Records shown:
• • • • •

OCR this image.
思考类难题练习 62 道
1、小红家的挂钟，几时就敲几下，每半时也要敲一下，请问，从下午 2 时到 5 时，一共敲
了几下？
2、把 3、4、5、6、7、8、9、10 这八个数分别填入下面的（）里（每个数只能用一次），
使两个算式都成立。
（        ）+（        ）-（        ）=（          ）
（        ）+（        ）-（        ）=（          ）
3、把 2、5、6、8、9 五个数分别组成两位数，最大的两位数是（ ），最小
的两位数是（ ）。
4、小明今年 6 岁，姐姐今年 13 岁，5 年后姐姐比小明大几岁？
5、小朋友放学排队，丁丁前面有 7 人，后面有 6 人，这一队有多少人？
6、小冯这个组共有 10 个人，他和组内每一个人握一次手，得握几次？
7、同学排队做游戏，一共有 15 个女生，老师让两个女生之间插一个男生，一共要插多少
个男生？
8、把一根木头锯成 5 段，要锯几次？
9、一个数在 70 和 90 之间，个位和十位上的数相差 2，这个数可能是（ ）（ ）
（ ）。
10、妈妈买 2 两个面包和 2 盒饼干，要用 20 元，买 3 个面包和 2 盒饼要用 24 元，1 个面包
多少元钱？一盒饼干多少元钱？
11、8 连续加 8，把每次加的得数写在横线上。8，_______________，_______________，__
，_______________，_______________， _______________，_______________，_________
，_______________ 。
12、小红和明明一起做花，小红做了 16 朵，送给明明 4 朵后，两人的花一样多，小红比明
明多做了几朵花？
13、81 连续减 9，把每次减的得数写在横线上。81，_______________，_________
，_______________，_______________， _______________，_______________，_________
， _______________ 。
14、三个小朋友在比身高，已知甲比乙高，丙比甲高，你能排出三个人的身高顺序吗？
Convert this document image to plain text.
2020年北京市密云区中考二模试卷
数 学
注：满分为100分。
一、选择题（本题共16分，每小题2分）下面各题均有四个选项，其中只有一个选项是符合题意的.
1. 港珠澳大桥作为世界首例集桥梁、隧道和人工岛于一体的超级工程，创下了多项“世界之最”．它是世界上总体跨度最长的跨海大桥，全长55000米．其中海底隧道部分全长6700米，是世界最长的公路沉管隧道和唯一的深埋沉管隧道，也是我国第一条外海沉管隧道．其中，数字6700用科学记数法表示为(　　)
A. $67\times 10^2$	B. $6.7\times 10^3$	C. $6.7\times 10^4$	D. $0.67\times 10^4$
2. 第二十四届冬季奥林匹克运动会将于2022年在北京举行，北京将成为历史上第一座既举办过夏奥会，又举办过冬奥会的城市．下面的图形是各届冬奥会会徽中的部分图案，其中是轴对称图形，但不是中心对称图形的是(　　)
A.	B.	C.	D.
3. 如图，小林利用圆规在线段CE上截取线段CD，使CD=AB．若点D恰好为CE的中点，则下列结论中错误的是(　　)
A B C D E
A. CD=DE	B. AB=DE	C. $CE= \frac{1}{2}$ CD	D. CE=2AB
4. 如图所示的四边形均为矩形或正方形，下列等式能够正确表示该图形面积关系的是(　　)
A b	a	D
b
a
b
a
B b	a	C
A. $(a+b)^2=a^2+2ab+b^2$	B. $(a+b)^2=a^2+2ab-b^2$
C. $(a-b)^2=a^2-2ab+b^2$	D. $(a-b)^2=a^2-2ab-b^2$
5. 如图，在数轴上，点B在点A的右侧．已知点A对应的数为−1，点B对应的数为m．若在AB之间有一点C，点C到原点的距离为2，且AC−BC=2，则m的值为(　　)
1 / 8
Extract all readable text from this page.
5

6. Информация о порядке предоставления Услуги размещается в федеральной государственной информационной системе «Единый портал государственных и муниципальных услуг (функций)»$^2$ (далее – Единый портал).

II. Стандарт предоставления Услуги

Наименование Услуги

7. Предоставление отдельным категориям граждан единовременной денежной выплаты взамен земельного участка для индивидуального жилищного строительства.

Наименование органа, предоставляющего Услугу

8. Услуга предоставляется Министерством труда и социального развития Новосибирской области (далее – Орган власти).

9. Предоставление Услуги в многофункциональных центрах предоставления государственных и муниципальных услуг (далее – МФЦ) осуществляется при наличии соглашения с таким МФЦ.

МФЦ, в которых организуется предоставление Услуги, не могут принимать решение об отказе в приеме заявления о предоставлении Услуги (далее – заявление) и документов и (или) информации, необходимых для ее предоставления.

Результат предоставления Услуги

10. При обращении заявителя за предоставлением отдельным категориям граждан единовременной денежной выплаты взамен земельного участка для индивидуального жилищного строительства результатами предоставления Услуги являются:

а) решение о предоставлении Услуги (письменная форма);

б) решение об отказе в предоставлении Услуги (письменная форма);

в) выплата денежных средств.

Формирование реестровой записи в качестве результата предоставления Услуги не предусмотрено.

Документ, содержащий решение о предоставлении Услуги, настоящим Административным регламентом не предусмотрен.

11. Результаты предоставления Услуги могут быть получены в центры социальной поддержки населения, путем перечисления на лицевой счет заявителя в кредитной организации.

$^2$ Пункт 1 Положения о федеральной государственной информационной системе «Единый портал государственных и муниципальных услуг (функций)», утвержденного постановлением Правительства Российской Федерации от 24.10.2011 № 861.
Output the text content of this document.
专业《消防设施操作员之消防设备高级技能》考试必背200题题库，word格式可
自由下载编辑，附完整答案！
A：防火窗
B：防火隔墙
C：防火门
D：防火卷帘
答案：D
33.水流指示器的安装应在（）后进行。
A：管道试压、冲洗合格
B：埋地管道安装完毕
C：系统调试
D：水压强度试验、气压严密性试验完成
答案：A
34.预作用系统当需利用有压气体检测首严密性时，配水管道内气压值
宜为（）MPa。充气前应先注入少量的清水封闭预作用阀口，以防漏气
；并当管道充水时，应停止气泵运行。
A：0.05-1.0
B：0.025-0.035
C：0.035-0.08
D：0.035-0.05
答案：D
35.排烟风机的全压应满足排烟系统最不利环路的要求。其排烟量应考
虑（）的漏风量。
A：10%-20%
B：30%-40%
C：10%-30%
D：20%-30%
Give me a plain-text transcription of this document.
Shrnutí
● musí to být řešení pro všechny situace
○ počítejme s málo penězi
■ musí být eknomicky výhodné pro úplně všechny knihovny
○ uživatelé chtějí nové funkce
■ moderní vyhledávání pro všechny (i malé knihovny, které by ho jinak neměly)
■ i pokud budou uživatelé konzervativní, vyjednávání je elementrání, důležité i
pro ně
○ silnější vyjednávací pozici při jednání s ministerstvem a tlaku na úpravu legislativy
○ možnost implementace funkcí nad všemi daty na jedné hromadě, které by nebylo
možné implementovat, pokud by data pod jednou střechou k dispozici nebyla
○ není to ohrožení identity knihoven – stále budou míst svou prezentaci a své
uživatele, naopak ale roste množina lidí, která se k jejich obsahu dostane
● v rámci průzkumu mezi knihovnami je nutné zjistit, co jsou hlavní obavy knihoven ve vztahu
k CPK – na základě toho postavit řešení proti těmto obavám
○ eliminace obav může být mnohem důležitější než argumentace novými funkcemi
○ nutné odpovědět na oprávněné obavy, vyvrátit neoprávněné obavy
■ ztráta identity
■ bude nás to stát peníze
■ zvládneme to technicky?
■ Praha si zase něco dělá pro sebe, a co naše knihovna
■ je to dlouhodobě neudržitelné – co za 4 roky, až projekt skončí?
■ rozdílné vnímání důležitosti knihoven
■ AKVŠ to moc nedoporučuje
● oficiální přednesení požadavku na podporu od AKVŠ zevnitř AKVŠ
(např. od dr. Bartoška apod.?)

• • • • •

Challenge: Restate the data above exactly, keeping each word as it stands.

Response below:
OCR this image.
思考类难题练习 62 道
1、小红家的挂钟，几时就敲几下，每半时也要敲一下，请问，从下午 2 时到 5 时，一共敲
了几下？
2、把 3、4、5、6、7、8、9、10 这八个数分别填入下面的（）里（每个数只能用一次），
使两个算式都成立。
（        ）+（        ）-（        ）=（          ）
（        ）+（        ）-（        ）=（          ）
3、把 2、5、6、8、9 五个数分别组成两位数，最大的两位数是（ ），最小
的两位数是（ ）。
4、小明今年 6 岁，姐姐今年 13 岁，5 年后姐姐比小明大几岁？
5、小朋友放学排队，丁丁前面有 7 人，后面有 6 人，这一队有多少人？
6、小冯这个组共有 10 个人，他和组内每一个人握一次手，得握几次？
7、同学排队做游戏，一共有 15 个女生，老师让两个女生之间插一个男生，一共要插多少
个男生？
8、把一根木头锯成 5 段，要锯几次？
9、一个数在 70 和 90 之间，个位和十位上的数相差 2，这个数可能是（ ）（ ）
（ ）。
10、妈妈买 2 两个面包和 2 盒饼干，要用 20 元，买 3 个面包和 2 盒饼要用 24 元，1 个面包
多少元钱？一盒饼干多少元钱？
11、8 连续加 8，把每次加的得数写在横线上。8，_______________，_______________，__
，_______________，_______________， _______________，_______________，_________
，_______________ 。
12、小红和明明一起做花，小红做了 16 朵，送给明明 4 朵后，两人的花一样多，小红比明
明多做了几朵花？
13、81 连续减 9，把每次减的得数写在横线上。81，_______________，_________
，_______________，_______________， _______________，_______________，_________
， _______________ 。
14、三个小朋友在比身高，已知甲比乙高，丙比甲高，你能排出三个人的身高顺序吗？
Convert this document image to plain text.
2020年北京市密云区中考二模试卷
数 学
注：满分为100分。
一、选择题（本题共16分，每小题2分）下面各题均有四个选项，其中只有一个选项是符合题意的.
1. 港珠澳大桥作为世界首例集桥梁、隧道和人工岛于一体的超级工程，创下了多项“世界之最”．它是世界上总体跨度最长的跨海大桥，全长55000米．其中海底隧道部分全长6700米，是世界最长的公路沉管隧道和唯一的深埋沉管隧道，也是我国第一条外海沉管隧道．其中，数字6700用科学记数法表示为(　　)
A. $67\times 10^2$	B. $6.7\times 10^3$	C. $6.7\times 10^4$	D. $0.67\times 10^4$
2. 第二十四届冬季奥林匹克运动会将于2022年在北京举行，北京将成为历史上第一座既举办过夏奥会，又举办过冬奥会的城市．下面的图形是各届冬奥会会徽中的部分图案，其中是轴对称图形，但不是中心对称图形的是(　　)
A.	B.	C.	D.
3. 如图，小林利用圆规在线段CE上截取线段CD，使CD=AB．若点D恰好为CE的中点，则下列结论中错误的是(　　)
A B C D E
A. CD=DE	B. AB=DE	C. $CE= \frac{1}{2}$ CD	D. CE=2AB
4. 如图所示的四边形均为矩形或正方形，下列等式能够正确表示该图形面积关系的是(　　)
A b	a	D
b
a
b
a
B b	a	C
A. $(a+b)^2=a^2+2ab+b^2$	B. $(a+b)^2=a^2+2ab-b^2$
C. $(a-b)^2=a^2-2ab+b^2$	D. $(a-b)^2=a^2-2ab-b^2$
5. 如图，在数轴上，点B在点A的右侧．已知点A对应的数为−1，点B对应的数为m．若在AB之间有一点C，点C到原点的距离为2，且AC−BC=2，则m的值为(　　)
1 / 8
Extract all readable text from this page.
5

6. Информация о порядке предоставления Услуги размещается в федеральной государственной информационной системе «Единый портал государственных и муниципальных услуг (функций)»$^2$ (далее – Единый портал).

II. Стандарт предоставления Услуги

Наименование Услуги

7. Предоставление отдельным категориям граждан единовременной денежной выплаты взамен земельного участка для индивидуального жилищного строительства.

Наименование органа, предоставляющего Услугу

8. Услуга предоставляется Министерством труда и социального развития Новосибирской области (далее – Орган власти).

9. Предоставление Услуги в многофункциональных центрах предоставления государственных и муниципальных услуг (далее – МФЦ) осуществляется при наличии соглашения с таким МФЦ.

МФЦ, в которых организуется предоставление Услуги, не могут принимать решение об отказе в приеме заявления о предоставлении Услуги (далее – заявление) и документов и (или) информации, необходимых для ее предоставления.

Результат предоставления Услуги

10. При обращении заявителя за предоставлением отдельным категориям граждан единовременной денежной выплаты взамен земельного участка для индивидуального жилищного строительства результатами предоставления Услуги являются:

а) решение о предоставлении Услуги (письменная форма);

б) решение об отказе в предоставлении Услуги (письменная форма);

в) выплата денежных средств.

Формирование реестровой записи в качестве результата предоставления Услуги не предусмотрено.

Документ, содержащий решение о предоставлении Услуги, настоящим Административным регламентом не предусмотрен.

11. Результаты предоставления Услуги могут быть получены в центры социальной поддержки населения, путем перечисления на лицевой счет заявителя в кредитной организации.

$^2$ Пункт 1 Положения о федеральной государственной информационной системе «Единый портал государственных и муниципальных услуг (функций)», утвержденного постановлением Правительства Российской Федерации от 24.10.2011 № 861.
Output the text content of this document.
专业《消防设施操作员之消防设备高级技能》考试必背200题题库，word格式可
自由下载编辑，附完整答案！
A：防火窗
B：防火隔墙
C：防火门
D：防火卷帘
答案：D
33.水流指示器的安装应在（）后进行。
A：管道试压、冲洗合格
B：埋地管道安装完毕
C：系统调试
D：水压强度试验、气压严密性试验完成
答案：A
34.预作用系统当需利用有压气体检测首严密性时，配水管道内气压值
宜为（）MPa。充气前应先注入少量的清水封闭预作用阀口，以防漏气
；并当管道充水时，应停止气泵运行。
A：0.05-1.0
B：0.025-0.035
C：0.035-0.08
D：0.035-0.05
答案：D
35.排烟风机的全压应满足排烟系统最不利环路的要求。其排烟量应考
虑（）的漏风量。
A：10%-20%
B：30%-40%
C：10%-30%
D：20%-30%
Give me a plain-text transcription of this document.
Shrnutí
● musí to být řešení pro všechny situace
○ počítejme s málo penězi
■ musí být eknomicky výhodné pro úplně všechny knihovny
○ uživatelé chtějí nové funkce
■ moderní vyhledávání pro všechny (i malé knihovny, které by ho jinak neměly)
■ i pokud budou uživatelé konzervativní, vyjednávání je elementrání, důležité i
pro ně
○ silnější vyjednávací pozici při jednání s ministerstvem a tlaku na úpravu legislativy
○ možnost implementace funkcí nad všemi daty na jedné hromadě, které by nebylo
možné implementovat, pokud by data pod jednou střechou k dispozici nebyla
○ není to ohrožení identity knihoven – stále budou míst svou prezentaci a své
uživatele, naopak ale roste množina lidí, která se k jejich obsahu dostane
● v rámci průzkumu mezi knihovnami je nutné zjistit, co jsou hlavní obavy knihoven ve vztahu
k CPK – na základě toho postavit řešení proti těmto obavám
○ eliminace obav může být mnohem důležitější než argumentace novými funkcemi
○ nutné odpovědět na oprávněné obavy, vyvrátit neoprávněné obavy
■ ztráta identity
■ bude nás to stát peníze
■ zvládneme to technicky?
■ Praha si zase něco dělá pro sebe, a co naše knihovna
■ je to dlouhodobě neudržitelné – co za 4 roky, až projekt skončí?
■ rozdílné vnímání důležitosti knihoven
■ AKVŠ to moc nedoporučuje
● oficiální přednesení požadavku na podporu od AKVŠ zevnitř AKVŠ
(např. od dr. Bartoška apod.?)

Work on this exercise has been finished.